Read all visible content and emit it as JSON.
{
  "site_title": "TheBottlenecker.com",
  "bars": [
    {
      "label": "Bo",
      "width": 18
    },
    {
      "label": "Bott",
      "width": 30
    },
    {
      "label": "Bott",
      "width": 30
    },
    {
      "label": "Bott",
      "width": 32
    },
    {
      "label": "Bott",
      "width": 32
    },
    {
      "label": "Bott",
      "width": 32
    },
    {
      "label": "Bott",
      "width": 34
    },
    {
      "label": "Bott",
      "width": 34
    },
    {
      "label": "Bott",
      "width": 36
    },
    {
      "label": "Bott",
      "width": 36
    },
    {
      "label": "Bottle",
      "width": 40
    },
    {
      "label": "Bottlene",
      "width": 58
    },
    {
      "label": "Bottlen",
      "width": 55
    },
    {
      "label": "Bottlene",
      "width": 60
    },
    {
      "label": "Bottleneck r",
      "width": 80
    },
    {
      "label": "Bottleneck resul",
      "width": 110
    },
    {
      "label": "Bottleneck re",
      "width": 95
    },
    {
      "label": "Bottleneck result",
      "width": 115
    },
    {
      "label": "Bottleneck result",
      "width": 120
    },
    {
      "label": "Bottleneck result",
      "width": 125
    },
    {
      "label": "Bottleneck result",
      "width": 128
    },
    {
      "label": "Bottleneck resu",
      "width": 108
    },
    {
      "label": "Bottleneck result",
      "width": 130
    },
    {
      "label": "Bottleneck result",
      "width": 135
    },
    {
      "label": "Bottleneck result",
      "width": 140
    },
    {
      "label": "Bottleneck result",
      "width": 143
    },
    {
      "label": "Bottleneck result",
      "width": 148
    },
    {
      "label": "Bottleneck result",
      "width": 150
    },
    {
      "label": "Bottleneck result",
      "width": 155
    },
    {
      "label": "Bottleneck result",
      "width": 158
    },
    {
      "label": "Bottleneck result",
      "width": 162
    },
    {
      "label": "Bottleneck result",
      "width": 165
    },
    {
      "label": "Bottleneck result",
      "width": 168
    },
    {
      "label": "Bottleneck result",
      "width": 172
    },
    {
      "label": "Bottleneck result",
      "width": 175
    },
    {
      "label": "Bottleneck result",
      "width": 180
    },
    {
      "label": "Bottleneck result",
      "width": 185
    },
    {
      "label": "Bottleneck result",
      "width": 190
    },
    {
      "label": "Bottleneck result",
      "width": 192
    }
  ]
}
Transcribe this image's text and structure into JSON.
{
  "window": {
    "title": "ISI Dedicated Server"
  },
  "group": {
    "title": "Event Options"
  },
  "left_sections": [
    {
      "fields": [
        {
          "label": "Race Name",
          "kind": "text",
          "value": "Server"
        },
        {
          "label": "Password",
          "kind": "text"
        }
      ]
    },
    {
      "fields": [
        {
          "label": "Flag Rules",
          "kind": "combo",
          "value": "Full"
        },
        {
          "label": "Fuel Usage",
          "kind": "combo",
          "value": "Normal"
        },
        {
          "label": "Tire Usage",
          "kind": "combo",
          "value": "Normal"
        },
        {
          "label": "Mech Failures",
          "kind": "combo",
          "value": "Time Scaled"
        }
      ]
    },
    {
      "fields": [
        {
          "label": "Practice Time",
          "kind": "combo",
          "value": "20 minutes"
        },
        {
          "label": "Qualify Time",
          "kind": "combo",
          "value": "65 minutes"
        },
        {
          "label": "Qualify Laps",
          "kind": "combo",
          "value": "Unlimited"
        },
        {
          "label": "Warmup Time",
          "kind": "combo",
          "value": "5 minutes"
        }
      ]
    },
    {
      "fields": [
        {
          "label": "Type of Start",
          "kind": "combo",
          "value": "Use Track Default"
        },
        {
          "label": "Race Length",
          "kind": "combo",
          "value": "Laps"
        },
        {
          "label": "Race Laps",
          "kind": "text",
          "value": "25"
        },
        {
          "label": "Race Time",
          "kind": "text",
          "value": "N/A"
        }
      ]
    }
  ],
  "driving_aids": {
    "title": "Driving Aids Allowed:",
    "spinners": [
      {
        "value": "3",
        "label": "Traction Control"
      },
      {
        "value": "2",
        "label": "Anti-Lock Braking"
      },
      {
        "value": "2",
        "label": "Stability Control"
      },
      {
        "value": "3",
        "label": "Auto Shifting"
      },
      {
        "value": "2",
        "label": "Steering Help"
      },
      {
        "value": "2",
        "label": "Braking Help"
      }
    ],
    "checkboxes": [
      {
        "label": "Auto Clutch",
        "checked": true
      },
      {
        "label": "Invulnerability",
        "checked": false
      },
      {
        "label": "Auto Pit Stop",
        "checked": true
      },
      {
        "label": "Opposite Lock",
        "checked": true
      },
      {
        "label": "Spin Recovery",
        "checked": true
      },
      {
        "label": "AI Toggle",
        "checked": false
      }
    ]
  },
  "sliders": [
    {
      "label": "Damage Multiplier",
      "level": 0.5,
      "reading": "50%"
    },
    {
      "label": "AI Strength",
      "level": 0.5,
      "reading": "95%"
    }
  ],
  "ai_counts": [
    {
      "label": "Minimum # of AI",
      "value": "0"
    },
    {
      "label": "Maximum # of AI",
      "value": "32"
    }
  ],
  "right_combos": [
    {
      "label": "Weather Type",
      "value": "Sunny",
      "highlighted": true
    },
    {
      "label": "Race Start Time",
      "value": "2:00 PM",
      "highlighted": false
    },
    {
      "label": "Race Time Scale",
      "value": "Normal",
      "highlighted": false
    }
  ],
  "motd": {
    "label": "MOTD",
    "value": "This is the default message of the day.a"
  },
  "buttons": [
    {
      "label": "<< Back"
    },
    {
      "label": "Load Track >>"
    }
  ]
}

┄┄┄┄┄┄┄┄┄┄

▶ _Exercise directions_
Count the lines in the entries that hold the word "Help", and give nothing but the total.

▶ _Complete answer_
2